-- start of Records supplied --

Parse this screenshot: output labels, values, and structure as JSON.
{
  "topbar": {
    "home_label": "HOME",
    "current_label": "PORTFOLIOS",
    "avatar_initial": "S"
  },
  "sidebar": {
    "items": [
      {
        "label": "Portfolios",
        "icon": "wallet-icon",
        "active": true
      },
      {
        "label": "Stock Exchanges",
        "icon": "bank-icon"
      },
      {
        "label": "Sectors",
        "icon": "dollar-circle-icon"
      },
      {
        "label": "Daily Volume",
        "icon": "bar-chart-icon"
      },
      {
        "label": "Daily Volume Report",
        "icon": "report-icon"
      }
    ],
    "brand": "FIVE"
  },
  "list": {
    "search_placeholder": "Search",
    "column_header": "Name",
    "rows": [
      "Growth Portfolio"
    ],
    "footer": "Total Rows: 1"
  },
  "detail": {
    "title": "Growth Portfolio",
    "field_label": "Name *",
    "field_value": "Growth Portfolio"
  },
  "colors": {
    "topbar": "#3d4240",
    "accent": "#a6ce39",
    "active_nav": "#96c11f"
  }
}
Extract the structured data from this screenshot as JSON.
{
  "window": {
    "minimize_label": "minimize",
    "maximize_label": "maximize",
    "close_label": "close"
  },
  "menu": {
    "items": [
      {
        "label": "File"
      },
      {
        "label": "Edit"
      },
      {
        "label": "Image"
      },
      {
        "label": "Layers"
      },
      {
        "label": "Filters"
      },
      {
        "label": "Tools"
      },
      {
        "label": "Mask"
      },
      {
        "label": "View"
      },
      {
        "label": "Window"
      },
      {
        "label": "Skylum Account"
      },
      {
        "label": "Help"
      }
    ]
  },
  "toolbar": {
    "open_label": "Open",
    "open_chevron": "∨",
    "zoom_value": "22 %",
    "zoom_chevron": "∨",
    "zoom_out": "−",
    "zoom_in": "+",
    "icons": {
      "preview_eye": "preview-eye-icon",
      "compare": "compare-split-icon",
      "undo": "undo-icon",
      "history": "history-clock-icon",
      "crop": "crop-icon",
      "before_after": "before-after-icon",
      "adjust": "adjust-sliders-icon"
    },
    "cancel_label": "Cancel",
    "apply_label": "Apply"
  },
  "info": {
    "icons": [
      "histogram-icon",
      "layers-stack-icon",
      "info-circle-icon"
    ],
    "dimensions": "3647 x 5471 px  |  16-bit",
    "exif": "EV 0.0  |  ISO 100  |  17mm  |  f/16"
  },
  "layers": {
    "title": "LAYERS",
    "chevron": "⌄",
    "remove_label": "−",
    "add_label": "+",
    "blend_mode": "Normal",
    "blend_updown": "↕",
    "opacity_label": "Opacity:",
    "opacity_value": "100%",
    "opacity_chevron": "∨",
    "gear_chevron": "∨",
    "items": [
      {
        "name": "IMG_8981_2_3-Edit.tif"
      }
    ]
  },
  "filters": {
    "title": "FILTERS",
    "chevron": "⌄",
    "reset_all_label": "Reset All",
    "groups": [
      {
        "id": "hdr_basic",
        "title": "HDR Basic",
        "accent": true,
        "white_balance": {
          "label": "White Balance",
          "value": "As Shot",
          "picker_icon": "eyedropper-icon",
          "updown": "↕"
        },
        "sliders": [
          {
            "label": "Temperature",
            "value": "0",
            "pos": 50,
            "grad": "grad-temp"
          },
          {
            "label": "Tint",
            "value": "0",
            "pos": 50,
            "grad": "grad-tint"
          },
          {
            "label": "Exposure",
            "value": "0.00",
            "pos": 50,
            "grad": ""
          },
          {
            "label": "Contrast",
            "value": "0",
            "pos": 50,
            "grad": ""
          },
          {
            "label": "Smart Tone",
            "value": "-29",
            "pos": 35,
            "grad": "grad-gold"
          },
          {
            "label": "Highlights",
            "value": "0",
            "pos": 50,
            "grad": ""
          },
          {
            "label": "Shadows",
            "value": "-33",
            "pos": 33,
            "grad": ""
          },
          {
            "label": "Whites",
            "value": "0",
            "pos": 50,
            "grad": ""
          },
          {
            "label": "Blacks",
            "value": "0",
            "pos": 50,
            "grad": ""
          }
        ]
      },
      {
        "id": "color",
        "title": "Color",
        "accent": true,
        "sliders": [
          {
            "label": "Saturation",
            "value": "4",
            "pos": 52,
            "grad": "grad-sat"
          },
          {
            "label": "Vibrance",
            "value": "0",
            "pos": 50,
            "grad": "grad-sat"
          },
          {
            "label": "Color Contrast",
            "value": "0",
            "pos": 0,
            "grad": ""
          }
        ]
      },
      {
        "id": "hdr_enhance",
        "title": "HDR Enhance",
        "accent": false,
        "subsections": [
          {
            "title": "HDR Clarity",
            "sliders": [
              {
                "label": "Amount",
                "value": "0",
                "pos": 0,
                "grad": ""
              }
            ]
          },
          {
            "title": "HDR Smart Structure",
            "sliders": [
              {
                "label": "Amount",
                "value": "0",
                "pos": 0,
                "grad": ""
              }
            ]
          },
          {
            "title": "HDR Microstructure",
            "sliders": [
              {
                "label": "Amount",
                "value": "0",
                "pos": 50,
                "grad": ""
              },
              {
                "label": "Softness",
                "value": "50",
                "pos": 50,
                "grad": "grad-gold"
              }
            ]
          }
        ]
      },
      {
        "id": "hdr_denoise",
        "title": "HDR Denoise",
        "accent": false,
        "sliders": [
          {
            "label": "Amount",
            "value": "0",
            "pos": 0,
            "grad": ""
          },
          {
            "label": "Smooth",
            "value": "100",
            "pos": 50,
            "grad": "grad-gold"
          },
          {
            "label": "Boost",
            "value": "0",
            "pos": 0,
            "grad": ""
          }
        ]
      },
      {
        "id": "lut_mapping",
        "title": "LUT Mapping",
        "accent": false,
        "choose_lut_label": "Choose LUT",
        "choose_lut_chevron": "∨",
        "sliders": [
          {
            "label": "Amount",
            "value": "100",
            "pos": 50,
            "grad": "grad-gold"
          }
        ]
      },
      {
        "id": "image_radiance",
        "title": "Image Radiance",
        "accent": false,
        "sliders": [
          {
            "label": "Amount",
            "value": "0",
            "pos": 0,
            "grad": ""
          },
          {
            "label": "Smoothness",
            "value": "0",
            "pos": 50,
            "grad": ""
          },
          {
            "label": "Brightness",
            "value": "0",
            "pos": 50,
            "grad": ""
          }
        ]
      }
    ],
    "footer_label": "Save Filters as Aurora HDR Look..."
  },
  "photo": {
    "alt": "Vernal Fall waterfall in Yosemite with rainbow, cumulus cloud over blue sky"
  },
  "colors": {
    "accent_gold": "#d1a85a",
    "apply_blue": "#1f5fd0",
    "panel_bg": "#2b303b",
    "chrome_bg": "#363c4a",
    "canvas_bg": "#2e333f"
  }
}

-- end of Records supplied --

→ What to work on: Recopy the entries above exactly, with every line included.

→ Complete response:
Parse this screenshot: output labels, values, and structure as JSON.
{
  "topbar": {
    "home_label": "HOME",
    "current_label": "PORTFOLIOS",
    "avatar_initial": "S"
  },
  "sidebar": {
    "items": [
      {
        "label": "Portfolios",
        "icon": "wallet-icon",
        "active": true
      },
      {
        "label": "Stock Exchanges",
        "icon": "bank-icon"
      },
      {
        "label": "Sectors",
        "icon": "dollar-circle-icon"
      },
      {
        "label": "Daily Volume",
        "icon": "bar-chart-icon"
      },
      {
        "label": "Daily Volume Report",
        "icon": "report-icon"
      }
    ],
    "brand": "FIVE"
  },
  "list": {
    "search_placeholder": "Search",
    "column_header": "Name",
    "rows": [
      "Growth Portfolio"
    ],
    "footer": "Total Rows: 1"
  },
  "detail": {
    "title": "Growth Portfolio",
    "field_label": "Name *",
    "field_value": "Growth Portfolio"
  },
  "colors": {
    "topbar": "#3d4240",
    "accent": "#a6ce39",
    "active_nav": "#96c11f"
  }
}
Extract the structured data from this screenshot as JSON.
{
  "window": {
    "minimize_label": "minimize",
    "maximize_label": "maximize",
    "close_label": "close"
  },
  "menu": {
    "items": [
      {
        "label": "File"
      },
      {
        "label": "Edit"
      },
      {
        "label": "Image"
      },
      {
        "label": "Layers"
      },
      {
        "label": "Filters"
      },
      {
        "label": "Tools"
      },
      {
        "label": "Mask"
      },
      {
        "label": "View"
      },
      {
        "label": "Window"
      },
      {
        "label": "Skylum Account"
      },
      {
        "label": "Help"
      }
    ]
  },
  "toolbar": {
    "open_label": "Open",
    "open_chevron": "∨",
    "zoom_value": "22 %",
    "zoom_chevron": "∨",
    "zoom_out": "−",
    "zoom_in": "+",
    "icons": {
      "preview_eye": "preview-eye-icon",
      "compare": "compare-split-icon",
      "undo": "undo-icon",
      "history": "history-clock-icon",
      "crop": "crop-icon",
      "before_after": "before-after-icon",
      "adjust": "adjust-sliders-icon"
    },
    "cancel_label": "Cancel",
    "apply_label": "Apply"
  },
  "info": {
    "icons": [
      "histogram-icon",
      "layers-stack-icon",
      "info-circle-icon"
    ],
    "dimensions": "3647 x 5471 px  |  16-bit",
    "exif": "EV 0.0  |  ISO 100  |  17mm  |  f/16"
  },
  "layers": {
    "title": "LAYERS",
    "chevron": "⌄",
    "remove_label": "−",
    "add_label": "+",
    "blend_mode": "Normal",
    "blend_updown": "↕",
    "opacity_label": "Opacity:",
    "opacity_value": "100%",
    "opacity_chevron": "∨",
    "gear_chevron": "∨",
    "items": [
      {
        "name": "IMG_8981_2_3-Edit.tif"
      }
    ]
  },
  "filters": {
    "title": "FILTERS",
    "chevron": "⌄",
    "reset_all_label": "Reset All",
    "groups": [
      {
        "id": "hdr_basic",
        "title": "HDR Basic",
        "accent": true,
        "white_balance": {
          "label": "White Balance",
          "value": "As Shot",
          "picker_icon": "eyedropper-icon",
          "updown": "↕"
        },
        "sliders": [
          {
            "label": "Temperature",
            "value": "0",
            "pos": 50,
            "grad": "grad-temp"
          },
          {
            "label": "Tint",
            "value": "0",
            "pos": 50,
            "grad": "grad-tint"
          },
          {
            "label": "Exposure",
            "value": "0.00",
            "pos": 50,
            "grad": ""
          },
          {
            "label": "Contrast",
            "value": "0",
            "pos": 50,
            "grad": ""
          },
          {
            "label": "Smart Tone",
            "value": "-29",
            "pos": 35,
            "grad": "grad-gold"
          },
          {
            "label": "Highlights",
            "value": "0",
            "pos": 50,
            "grad": ""
          },
          {
            "label": "Shadows",
            "value": "-33",
            "pos": 33,
            "grad": ""
          },
          {
            "label": "Whites",
            "value": "0",
            "pos": 50,
            "grad": ""
          },
          {
            "label": "Blacks",
            "value": "0",
            "pos": 50,
            "grad": ""
          }
        ]
      },
      {
        "id": "color",
        "title": "Color",
        "accent": true,
        "sliders": [
          {
            "label": "Saturation",
            "value": "4",
            "pos": 52,
            "grad": "grad-sat"
          },
          {
            "label": "Vibrance",
            "value": "0",
            "pos": 50,
            "grad": "grad-sat"
          },
          {
            "label": "Color Contrast",
            "value": "0",
            "pos": 0,
            "grad": ""
          }
        ]
      },
      {
        "id": "hdr_enhance",
        "title": "HDR Enhance",
        "accent": false,
        "subsections": [
          {
            "title": "HDR Clarity",
            "sliders": [
              {
                "label": "Amount",
                "value": "0",
                "pos": 0,
                "grad": ""
              }
            ]
          },
          {
            "title": "HDR Smart Structure",
            "sliders": [
              {
                "label": "Amount",
                "value": "0",
                "pos": 0,
                "grad": ""
              }
            ]
          },
          {
            "title": "HDR Microstructure",
            "sliders": [
              {
                "label": "Amount",
                "value": "0",
                "pos": 50,
                "grad": ""
              },
              {
                "label": "Softness",
                "value": "50",
                "pos": 50,
                "grad": "grad-gold"
              }
            ]
          }
        ]
      },
      {
        "id": "hdr_denoise",
        "title": "HDR Denoise",
        "accent": false,
        "sliders": [
          {
            "label": "Amount",
            "value": "0",
            "pos": 0,
            "grad": ""
          },
          {
            "label": "Smooth",
            "value": "100",
            "pos": 50,
            "grad": "grad-gold"
          },
          {
            "label": "Boost",
            "value": "0",
            "pos": 0,
            "grad": ""
          }
        ]
      },
      {
        "id": "lut_mapping",
        "title": "LUT Mapping",
        "accent": false,
        "choose_lut_label": "Choose LUT",
        "choose_lut_chevron": "∨",
        "sliders": [
          {
            "label": "Amount",
            "value": "100",
            "pos": 50,
            "grad": "grad-gold"
          }
        ]
      },
      {
        "id": "image_radiance",
        "title": "Image Radiance",
        "accent": false,
        "sliders": [
          {
            "label": "Amount",
            "value": "0",
            "pos": 0,
            "grad": ""
          },
          {
            "label": "Smoothness",
            "value": "0",
            "pos": 50,
            "grad": ""
          },
          {
            "label": "Brightness",
            "value": "0",
            "pos": 50,
            "grad": ""
          }
        ]
      }
    ],
    "footer_label": "Save Filters as Aurora HDR Look..."
  },
  "photo": {
    "alt": "Vernal Fall waterfall in Yosemite with rainbow, cumulus cloud over blue sky"
  },
  "colors": {
    "accent_gold": "#d1a85a",
    "apply_blue": "#1f5fd0",
    "panel_bg": "#2b303b",
    "chrome_bg": "#363c4a",
    "canvas_bg": "#2e333f"
  }
}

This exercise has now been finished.